-------- Fragmento --------
Cuando la confianza se ve dañada, es todo el ser el que se conmueve. La identidad misma siente el cimbronazo. El daño es uno de los peores sentimientos humanos. La frustración y el dolor son muy difíciles de elaborar porque generan una sensación de desamparo, de traición y de soledad. El mundo se vacía. Parece que te soltaron la mano y tenés que andar como puedas: a los tumbos, lastimado, con el alma sin fe.
Confianza y verdad van juntas: entregás tu "confesión", tu verdad a aquel que considerás que no te mentirá, que te cuidará las espaldas, que estará allí para ser tu respaldo.
Es por eso que la crisis de un vínculo en el que la confianza ha sido traicionada es muy severa: restablecerla no pasa sólo por la voluntad.
No se trata de hacer fuerza y apretar los puños ni de repetir quince mantras. No es tan sencillo, no es siquiera una decisión totalmente consciente. Recuperar la confianza es volver a apostar. Decidir que la herida no te dañó de muerte y podés seguir teniendo esperanza y fe. Tal vez, no sea con las mismas personas, será con otras, pero con el tiempo volverás a creer.
-------- Datos proporcionados --------
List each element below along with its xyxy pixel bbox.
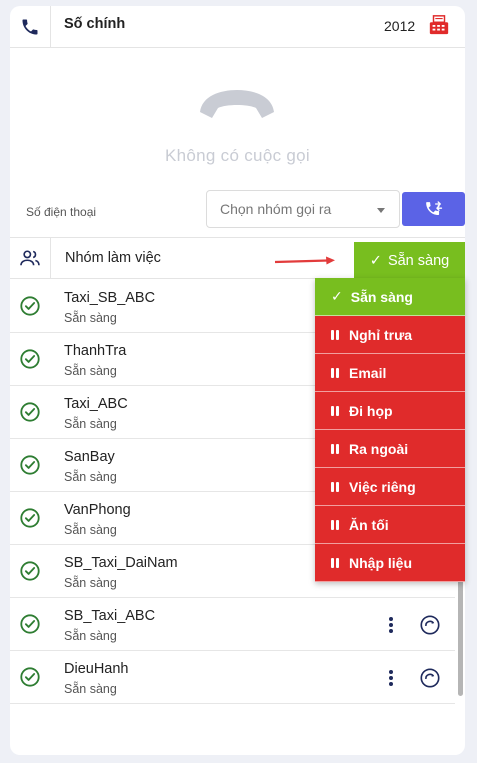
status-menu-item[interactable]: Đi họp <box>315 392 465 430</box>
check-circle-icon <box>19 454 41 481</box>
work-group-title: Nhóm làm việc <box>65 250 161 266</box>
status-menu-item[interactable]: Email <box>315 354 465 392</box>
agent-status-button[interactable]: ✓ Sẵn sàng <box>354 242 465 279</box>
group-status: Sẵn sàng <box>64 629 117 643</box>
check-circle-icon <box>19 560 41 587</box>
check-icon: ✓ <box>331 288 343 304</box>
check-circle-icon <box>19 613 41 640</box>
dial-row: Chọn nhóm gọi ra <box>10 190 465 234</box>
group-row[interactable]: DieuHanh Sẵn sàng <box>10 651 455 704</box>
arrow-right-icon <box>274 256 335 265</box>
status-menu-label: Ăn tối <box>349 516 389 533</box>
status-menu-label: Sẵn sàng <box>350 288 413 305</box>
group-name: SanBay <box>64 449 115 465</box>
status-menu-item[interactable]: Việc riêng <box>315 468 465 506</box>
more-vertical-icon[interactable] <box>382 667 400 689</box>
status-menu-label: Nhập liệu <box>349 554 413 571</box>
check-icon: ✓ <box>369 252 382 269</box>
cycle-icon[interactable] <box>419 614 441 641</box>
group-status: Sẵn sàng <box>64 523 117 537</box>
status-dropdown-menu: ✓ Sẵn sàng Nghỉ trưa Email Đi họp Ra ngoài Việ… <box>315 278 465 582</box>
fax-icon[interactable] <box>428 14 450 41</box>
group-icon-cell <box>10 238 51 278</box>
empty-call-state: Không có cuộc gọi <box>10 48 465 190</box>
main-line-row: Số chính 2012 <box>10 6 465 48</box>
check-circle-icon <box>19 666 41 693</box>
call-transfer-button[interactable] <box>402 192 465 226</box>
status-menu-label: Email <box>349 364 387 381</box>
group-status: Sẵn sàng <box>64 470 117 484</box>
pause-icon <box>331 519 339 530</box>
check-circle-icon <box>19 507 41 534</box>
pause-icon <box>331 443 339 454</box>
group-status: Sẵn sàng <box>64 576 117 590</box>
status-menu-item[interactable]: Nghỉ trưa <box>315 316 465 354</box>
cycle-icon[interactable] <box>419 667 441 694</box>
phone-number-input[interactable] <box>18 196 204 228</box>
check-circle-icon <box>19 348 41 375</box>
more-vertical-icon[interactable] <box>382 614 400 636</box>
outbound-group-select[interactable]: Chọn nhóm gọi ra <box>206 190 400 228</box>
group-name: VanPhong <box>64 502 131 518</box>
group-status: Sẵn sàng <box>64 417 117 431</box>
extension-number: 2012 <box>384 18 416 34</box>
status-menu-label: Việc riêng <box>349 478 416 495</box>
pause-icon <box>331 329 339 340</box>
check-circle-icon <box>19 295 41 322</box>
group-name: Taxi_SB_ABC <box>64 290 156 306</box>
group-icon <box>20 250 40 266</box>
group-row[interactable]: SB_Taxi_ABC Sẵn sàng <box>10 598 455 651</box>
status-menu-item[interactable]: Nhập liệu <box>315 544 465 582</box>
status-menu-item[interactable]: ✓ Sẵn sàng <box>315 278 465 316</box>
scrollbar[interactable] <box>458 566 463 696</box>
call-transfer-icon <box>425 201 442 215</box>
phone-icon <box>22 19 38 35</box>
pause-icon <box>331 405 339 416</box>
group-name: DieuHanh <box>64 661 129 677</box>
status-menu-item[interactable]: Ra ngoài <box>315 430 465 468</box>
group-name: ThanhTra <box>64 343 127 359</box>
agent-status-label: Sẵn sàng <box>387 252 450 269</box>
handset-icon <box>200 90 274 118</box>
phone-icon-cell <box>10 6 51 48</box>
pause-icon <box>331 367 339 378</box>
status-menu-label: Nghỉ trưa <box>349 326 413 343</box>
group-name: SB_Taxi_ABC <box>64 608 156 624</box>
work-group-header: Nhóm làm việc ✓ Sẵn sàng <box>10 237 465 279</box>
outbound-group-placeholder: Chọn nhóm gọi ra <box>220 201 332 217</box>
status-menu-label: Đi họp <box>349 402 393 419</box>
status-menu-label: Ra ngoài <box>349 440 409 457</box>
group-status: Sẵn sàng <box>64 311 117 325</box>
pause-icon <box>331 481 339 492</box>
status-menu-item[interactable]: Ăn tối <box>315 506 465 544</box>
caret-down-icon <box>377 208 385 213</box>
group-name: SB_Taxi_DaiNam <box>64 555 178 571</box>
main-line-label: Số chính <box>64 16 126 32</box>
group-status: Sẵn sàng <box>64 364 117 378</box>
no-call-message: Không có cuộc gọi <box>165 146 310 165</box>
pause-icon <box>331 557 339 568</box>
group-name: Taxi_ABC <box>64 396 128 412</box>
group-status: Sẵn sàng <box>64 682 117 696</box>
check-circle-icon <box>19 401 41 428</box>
--------
-------- Datos proporcionados --------
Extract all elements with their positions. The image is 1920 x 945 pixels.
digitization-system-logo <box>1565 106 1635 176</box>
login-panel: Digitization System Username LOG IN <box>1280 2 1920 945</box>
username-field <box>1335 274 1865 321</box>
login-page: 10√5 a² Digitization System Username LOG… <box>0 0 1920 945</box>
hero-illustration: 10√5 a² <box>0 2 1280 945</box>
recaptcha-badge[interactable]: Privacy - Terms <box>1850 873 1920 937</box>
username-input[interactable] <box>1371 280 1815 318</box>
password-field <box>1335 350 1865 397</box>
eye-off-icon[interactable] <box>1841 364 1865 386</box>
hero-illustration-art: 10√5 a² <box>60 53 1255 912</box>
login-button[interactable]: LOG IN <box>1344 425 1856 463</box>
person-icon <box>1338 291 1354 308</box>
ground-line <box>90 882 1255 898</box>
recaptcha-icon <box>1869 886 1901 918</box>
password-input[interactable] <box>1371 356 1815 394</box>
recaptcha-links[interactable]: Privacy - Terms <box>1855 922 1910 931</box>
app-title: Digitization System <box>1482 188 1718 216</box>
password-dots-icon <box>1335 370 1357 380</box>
--------
-------- Datos proporcionados --------
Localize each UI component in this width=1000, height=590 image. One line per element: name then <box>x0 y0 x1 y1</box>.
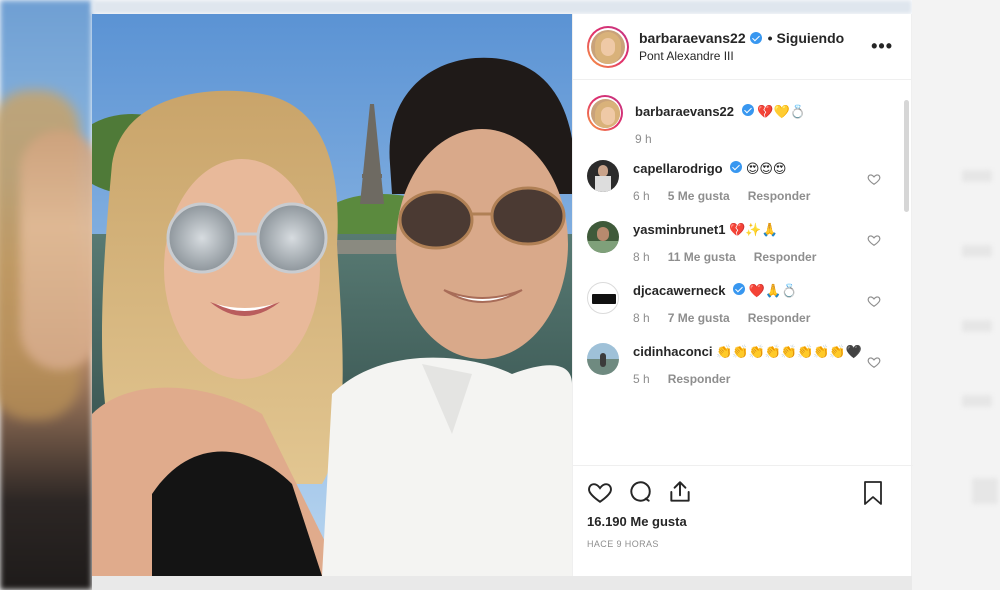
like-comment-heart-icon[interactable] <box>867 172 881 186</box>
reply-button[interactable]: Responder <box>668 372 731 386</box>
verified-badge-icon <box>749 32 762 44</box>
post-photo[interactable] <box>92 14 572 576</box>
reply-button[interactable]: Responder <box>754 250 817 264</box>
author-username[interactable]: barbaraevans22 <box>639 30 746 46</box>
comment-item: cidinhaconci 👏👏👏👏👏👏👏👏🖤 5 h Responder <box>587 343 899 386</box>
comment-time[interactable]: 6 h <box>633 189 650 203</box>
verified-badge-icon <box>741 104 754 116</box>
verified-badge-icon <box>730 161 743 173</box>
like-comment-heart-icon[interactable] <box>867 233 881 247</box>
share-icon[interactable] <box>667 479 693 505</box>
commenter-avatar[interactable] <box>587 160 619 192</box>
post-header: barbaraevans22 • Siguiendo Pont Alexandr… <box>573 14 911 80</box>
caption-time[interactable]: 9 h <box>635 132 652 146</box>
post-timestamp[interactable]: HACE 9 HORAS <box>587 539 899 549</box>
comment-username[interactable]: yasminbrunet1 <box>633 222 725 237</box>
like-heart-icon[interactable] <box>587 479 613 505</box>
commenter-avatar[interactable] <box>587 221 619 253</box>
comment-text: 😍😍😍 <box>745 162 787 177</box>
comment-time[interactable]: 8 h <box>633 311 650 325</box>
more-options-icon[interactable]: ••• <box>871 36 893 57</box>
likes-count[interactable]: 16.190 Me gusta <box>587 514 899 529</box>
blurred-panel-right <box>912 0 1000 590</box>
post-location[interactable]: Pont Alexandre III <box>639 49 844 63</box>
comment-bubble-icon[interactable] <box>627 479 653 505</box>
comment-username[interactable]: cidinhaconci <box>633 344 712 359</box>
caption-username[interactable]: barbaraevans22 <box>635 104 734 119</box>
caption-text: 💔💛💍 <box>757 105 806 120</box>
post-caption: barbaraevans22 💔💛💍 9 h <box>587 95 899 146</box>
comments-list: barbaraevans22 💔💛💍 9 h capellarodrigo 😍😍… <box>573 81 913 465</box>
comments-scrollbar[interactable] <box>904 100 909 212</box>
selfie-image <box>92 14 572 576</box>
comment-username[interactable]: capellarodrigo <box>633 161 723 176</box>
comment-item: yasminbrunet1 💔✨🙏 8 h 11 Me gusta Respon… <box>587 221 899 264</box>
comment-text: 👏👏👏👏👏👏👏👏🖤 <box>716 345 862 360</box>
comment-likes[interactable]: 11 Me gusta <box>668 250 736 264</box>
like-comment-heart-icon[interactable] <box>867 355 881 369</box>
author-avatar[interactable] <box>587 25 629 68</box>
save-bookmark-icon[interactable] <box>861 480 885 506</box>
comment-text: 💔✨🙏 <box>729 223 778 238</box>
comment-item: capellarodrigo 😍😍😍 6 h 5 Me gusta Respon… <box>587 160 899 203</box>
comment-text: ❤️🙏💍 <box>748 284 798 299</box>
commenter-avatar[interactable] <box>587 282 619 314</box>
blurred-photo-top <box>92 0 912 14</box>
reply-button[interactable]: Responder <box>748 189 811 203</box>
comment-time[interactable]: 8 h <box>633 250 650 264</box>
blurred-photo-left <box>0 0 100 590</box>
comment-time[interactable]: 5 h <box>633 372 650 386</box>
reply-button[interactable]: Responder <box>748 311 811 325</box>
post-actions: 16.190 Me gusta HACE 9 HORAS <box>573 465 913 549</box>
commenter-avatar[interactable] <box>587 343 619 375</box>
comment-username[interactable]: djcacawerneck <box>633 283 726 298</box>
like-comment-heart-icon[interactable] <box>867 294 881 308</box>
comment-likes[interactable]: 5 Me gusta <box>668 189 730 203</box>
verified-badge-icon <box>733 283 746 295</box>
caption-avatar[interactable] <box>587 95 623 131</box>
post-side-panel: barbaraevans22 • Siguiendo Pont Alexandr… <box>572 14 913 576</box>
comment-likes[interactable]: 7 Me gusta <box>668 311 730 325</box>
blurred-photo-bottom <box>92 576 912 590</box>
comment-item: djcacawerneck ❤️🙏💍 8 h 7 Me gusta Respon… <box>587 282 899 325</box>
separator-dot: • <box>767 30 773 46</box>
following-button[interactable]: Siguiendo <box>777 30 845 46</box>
--------
Consignas
1. Según el fragmento sobre la confianza, ¿qué sensaciones generan la frustración y el dolor?
2. Enumerá lo que, según el fragmento sobre la confianza, uno considera de aquel a quien le entrega su verdad.
3. Seguí escribiendo el texto sobre la confianza a partir de su última oración.
Las filas no hacen falta para resolver ninguna de estas consignas.

Respuestas
1. Una sensación de desamparo, de traición y de soledad.

2.
- Que no te mentirá
- Que te cuidará las espaldas
- Que estará allí para ser tu respaldo

3.
Todos necesitamos creer en alguien, sentir que es posible y que no estamos tan solos. Quizás, nuestros vínculos sean esa permanente apuesta al otro hasta encontrar un lugar calentito, tibio donde sentir que podemos quedarnos tranquilos, respirar en paz, sabiendo que habrá espalda, que nuestros secretos estarán bien protegidos. Necesitamos sentir que el otro tiene la "otra llave" de tu caja fuerte.
Y como terapeuta, me sentiré mejor cuando esos mismos pacientes me digan: "Sos una de las personas en las que confío". El mundo se habrá poblado, habrá red, habrá otros, habrá buen amor en sus vidas. Lo único verdadero que necesitamos para sobrevivir.